• [Data extract]:
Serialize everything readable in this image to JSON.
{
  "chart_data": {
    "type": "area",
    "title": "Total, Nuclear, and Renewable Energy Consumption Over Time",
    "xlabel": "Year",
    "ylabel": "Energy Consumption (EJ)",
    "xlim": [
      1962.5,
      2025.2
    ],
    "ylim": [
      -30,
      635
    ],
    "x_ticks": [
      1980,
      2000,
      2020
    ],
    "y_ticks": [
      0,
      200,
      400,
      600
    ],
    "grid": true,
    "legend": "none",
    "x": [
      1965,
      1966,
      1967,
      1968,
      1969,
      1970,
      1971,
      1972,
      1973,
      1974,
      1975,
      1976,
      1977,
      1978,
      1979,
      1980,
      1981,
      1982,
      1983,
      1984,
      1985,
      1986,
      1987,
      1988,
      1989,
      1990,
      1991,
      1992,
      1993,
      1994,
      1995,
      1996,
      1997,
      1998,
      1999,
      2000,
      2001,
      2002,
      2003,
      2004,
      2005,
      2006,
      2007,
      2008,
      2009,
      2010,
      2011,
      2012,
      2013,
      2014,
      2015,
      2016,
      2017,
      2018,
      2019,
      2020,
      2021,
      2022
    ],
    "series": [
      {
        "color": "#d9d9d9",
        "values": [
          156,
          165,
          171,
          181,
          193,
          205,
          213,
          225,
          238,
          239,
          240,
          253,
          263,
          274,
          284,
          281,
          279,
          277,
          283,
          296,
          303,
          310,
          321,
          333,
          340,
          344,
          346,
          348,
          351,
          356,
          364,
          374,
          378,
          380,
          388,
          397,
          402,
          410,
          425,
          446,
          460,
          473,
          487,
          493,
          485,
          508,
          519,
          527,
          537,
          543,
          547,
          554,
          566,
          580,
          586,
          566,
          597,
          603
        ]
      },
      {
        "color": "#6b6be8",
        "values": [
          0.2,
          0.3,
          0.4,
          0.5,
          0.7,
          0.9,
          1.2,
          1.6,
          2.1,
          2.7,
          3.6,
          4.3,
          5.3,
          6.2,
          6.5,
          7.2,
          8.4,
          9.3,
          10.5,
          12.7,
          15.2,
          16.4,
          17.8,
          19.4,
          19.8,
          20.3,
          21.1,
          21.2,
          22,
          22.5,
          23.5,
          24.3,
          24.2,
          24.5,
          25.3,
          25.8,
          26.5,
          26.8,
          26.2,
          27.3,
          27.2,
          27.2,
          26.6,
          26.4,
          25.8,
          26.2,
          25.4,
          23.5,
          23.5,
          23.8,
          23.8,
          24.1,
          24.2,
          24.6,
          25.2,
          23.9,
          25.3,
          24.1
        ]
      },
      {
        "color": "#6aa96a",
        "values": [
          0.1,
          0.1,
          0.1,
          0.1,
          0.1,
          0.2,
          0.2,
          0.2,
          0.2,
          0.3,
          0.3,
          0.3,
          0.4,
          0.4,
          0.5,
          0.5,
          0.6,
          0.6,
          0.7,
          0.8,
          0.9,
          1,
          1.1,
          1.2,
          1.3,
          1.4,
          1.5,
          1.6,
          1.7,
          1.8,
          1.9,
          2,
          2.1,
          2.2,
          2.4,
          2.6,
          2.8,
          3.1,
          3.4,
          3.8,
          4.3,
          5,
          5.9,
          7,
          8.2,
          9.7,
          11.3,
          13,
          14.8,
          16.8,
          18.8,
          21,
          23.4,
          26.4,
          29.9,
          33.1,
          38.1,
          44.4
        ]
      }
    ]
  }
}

• [Task]: Show the lines of the records that contain the word "Energy".

• [Solution to this problem]:
    "title": "Total, Nuclear, and Renewable Energy Consumption Over Time",
    "ylabel": "Energy Consumption (EJ)",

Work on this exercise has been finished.